> [SET EXERCISE]:
Copy each line of the material below word for word.

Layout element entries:
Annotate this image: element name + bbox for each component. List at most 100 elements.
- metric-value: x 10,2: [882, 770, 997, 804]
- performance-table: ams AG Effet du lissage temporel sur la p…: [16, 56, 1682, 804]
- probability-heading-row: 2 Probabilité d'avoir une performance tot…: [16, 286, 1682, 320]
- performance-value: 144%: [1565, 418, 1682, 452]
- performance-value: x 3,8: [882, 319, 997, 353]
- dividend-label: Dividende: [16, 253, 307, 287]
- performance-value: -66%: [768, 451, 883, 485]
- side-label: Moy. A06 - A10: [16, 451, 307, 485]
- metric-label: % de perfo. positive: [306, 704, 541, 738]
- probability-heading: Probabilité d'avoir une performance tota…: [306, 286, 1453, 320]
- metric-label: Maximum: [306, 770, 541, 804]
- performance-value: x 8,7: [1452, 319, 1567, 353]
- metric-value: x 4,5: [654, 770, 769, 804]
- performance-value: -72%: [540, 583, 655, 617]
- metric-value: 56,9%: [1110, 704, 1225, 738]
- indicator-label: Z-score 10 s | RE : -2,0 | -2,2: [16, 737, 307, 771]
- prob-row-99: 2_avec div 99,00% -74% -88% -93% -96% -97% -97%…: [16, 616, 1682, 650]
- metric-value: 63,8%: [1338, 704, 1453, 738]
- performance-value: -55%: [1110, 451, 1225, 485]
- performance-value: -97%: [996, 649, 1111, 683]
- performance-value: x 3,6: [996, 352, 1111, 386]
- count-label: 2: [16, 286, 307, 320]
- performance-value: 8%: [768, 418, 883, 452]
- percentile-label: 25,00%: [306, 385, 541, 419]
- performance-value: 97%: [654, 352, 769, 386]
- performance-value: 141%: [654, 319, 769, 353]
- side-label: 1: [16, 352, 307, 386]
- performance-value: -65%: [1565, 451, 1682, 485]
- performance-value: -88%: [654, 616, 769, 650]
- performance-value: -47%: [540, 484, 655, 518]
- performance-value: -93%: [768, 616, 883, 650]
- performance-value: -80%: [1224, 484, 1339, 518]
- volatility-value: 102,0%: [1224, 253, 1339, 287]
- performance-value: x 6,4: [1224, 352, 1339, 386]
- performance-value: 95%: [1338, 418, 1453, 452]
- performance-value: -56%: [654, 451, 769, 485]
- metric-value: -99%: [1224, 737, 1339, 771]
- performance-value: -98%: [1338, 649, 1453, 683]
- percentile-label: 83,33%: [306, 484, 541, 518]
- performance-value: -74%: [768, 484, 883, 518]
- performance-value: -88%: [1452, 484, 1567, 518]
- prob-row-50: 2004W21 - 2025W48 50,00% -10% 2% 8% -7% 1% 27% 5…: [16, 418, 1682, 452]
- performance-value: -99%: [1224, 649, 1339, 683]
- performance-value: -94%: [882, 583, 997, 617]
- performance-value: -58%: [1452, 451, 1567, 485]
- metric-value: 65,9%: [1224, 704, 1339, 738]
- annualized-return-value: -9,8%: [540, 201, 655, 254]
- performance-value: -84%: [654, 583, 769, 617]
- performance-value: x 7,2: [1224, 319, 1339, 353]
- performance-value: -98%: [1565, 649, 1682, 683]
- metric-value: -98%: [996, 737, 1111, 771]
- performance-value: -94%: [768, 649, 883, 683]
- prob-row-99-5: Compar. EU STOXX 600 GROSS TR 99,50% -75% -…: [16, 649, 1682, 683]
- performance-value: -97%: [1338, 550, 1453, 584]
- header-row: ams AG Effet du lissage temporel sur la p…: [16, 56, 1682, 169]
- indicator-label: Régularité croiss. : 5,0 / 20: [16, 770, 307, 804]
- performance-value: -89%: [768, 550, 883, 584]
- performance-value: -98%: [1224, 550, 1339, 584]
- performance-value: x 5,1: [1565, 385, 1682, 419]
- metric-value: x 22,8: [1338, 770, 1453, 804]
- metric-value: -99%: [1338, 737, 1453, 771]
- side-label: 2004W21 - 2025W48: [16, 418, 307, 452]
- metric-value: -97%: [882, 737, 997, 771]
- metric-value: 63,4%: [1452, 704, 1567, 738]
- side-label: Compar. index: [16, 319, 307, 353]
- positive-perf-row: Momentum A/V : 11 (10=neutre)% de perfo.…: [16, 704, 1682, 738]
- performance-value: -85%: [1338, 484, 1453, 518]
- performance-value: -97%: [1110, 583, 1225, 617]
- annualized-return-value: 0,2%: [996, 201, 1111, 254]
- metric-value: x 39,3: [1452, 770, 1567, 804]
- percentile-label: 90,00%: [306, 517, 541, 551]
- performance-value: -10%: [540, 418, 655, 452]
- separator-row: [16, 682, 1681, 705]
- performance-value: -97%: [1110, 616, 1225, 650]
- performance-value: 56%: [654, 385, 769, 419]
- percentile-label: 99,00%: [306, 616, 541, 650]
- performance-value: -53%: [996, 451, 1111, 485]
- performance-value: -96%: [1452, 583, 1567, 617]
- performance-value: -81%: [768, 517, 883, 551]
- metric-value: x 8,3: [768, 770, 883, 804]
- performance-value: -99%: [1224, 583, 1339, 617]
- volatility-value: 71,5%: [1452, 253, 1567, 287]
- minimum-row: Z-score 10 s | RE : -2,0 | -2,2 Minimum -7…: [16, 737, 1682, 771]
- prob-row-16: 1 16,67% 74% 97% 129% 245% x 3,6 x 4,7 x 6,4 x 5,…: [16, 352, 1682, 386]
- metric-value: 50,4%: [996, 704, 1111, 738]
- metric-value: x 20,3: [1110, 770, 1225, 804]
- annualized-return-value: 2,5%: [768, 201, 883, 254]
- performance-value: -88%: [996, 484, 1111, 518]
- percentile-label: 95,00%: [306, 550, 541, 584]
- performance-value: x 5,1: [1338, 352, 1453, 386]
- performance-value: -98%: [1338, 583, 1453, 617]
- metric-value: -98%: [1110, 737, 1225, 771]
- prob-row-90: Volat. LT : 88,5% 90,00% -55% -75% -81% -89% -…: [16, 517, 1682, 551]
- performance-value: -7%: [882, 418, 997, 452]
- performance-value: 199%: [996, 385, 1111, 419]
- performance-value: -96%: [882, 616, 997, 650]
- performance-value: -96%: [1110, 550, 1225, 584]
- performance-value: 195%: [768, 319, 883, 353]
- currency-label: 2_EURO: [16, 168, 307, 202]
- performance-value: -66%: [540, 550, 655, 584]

> [SOLUTION]:
Annotate this image: element name + bbox for each component. List at most 100 elements.
- metric-value: x 10,2: [882, 770, 997, 804]
- performance-table: ams AG Effet du lissage temporel sur la p…: [16, 56, 1682, 804]
- probability-heading-row: 2 Probabilité d'avoir une performance tot…: [16, 286, 1682, 320]
- performance-value: 144%: [1565, 418, 1682, 452]
- performance-value: x 3,8: [882, 319, 997, 353]
- dividend-label: Dividende: [16, 253, 307, 287]
- performance-value: -66%: [768, 451, 883, 485]
- side-label: Moy. A06 - A10: [16, 451, 307, 485]
- metric-label: % de perfo. positive: [306, 704, 541, 738]
- probability-heading: Probabilité d'avoir une performance tota…: [306, 286, 1453, 320]
- metric-label: Maximum: [306, 770, 541, 804]
- performance-value: x 8,7: [1452, 319, 1567, 353]
- metric-value: x 4,5: [654, 770, 769, 804]
- performance-value: -72%: [540, 583, 655, 617]
- metric-value: 56,9%: [1110, 704, 1225, 738]
- indicator-label: Z-score 10 s | RE : -2,0 | -2,2: [16, 737, 307, 771]
- prob-row-99: 2_avec div 99,00% -74% -88% -93% -96% -97% -97%…: [16, 616, 1682, 650]
- metric-value: 63,8%: [1338, 704, 1453, 738]
- performance-value: -55%: [1110, 451, 1225, 485]
- performance-value: -97%: [996, 649, 1111, 683]
- performance-value: x 3,6: [996, 352, 1111, 386]
- count-label: 2: [16, 286, 307, 320]
- performance-value: 8%: [768, 418, 883, 452]
- percentile-label: 25,00%: [306, 385, 541, 419]
- performance-value: 97%: [654, 352, 769, 386]
- performance-value: 141%: [654, 319, 769, 353]
- side-label: 1: [16, 352, 307, 386]
- performance-value: -65%: [1565, 451, 1682, 485]
- performance-value: -88%: [654, 616, 769, 650]
- performance-value: -47%: [540, 484, 655, 518]
- performance-value: -93%: [768, 616, 883, 650]
- performance-value: -80%: [1224, 484, 1339, 518]
- volatility-value: 102,0%: [1224, 253, 1339, 287]
- performance-value: x 6,4: [1224, 352, 1339, 386]
- performance-value: 95%: [1338, 418, 1453, 452]
- performance-value: -56%: [654, 451, 769, 485]
- metric-value: -99%: [1224, 737, 1339, 771]
- performance-value: -98%: [1338, 649, 1453, 683]
- percentile-label: 83,33%: [306, 484, 541, 518]
- performance-value: -74%: [768, 484, 883, 518]
- performance-value: -88%: [1452, 484, 1567, 518]
- prob-row-50: 2004W21 - 2025W48 50,00% -10% 2% 8% -7% 1% 27% 5…: [16, 418, 1682, 452]
- performance-value: -99%: [1224, 649, 1339, 683]
- performance-value: -94%: [882, 583, 997, 617]
- performance-value: -58%: [1452, 451, 1567, 485]
- metric-value: 65,9%: [1224, 704, 1339, 738]
- annualized-return-value: -9,8%: [540, 201, 655, 254]
- performance-value: -84%: [654, 583, 769, 617]
- performance-value: x 7,2: [1224, 319, 1339, 353]
- performance-value: -98%: [1565, 649, 1682, 683]
- metric-value: -98%: [996, 737, 1111, 771]
- performance-value: -94%: [768, 649, 883, 683]
- prob-row-99-5: Compar. EU STOXX 600 GROSS TR 99,50% -75% -…: [16, 649, 1682, 683]
- performance-value: -97%: [1338, 550, 1453, 584]
- header-row: ams AG Effet du lissage temporel sur la p…: [16, 56, 1682, 169]
- indicator-label: Régularité croiss. : 5,0 / 20: [16, 770, 307, 804]
- performance-value: -89%: [768, 550, 883, 584]
- performance-value: -98%: [1224, 550, 1339, 584]
- performance-value: x 5,1: [1565, 385, 1682, 419]
- metric-value: x 22,8: [1338, 770, 1453, 804]
- metric-value: -99%: [1338, 737, 1453, 771]
- side-label: 2004W21 - 2025W48: [16, 418, 307, 452]
- metric-value: -97%: [882, 737, 997, 771]
- metric-value: 63,4%: [1452, 704, 1567, 738]
- side-label: Compar. index: [16, 319, 307, 353]
- positive-perf-row: Momentum A/V : 11 (10=neutre)% de perfo.…: [16, 704, 1682, 738]
- performance-value: -85%: [1338, 484, 1453, 518]
- performance-value: -97%: [1110, 583, 1225, 617]
- annualized-return-value: 0,2%: [996, 201, 1111, 254]
- metric-value: x 39,3: [1452, 770, 1567, 804]
- percentile-label: 90,00%: [306, 517, 541, 551]
- performance-value: -10%: [540, 418, 655, 452]
- separator-row: [16, 682, 1681, 705]
- performance-value: -97%: [1110, 616, 1225, 650]
- performance-value: 56%: [654, 385, 769, 419]
- percentile-label: 99,00%: [306, 616, 541, 650]
- performance-value: -53%: [996, 451, 1111, 485]
- performance-value: -96%: [1452, 583, 1567, 617]
- performance-value: -81%: [768, 517, 883, 551]
- metric-value: x 8,3: [768, 770, 883, 804]
- performance-value: -99%: [1224, 583, 1339, 617]
- volatility-value: 71,5%: [1452, 253, 1567, 287]
- minimum-row: Z-score 10 s | RE : -2,0 | -2,2 Minimum -7…: [16, 737, 1682, 771]
- prob-row-16: 1 16,67% 74% 97% 129% 245% x 3,6 x 4,7 x 6,4 x 5,…: [16, 352, 1682, 386]
- metric-value: 50,4%: [996, 704, 1111, 738]
- metric-value: x 20,3: [1110, 770, 1225, 804]
- annualized-return-value: 2,5%: [768, 201, 883, 254]
- performance-value: -88%: [996, 484, 1111, 518]
- percentile-label: 95,00%: [306, 550, 541, 584]
- performance-value: x 5,1: [1338, 352, 1453, 386]
- performance-value: -98%: [1338, 583, 1453, 617]
- metric-value: -98%: [1110, 737, 1225, 771]
- prob-row-90: Volat. LT : 88,5% 90,00% -55% -75% -81% -89% -…: [16, 517, 1682, 551]
- performance-value: -7%: [882, 418, 997, 452]
- performance-value: 199%: [996, 385, 1111, 419]
- performance-value: -96%: [882, 616, 997, 650]
- performance-value: -96%: [1110, 550, 1225, 584]
- performance-value: 195%: [768, 319, 883, 353]
- currency-label: 2_EURO: [16, 168, 307, 202]
- performance-value: -66%: [540, 550, 655, 584]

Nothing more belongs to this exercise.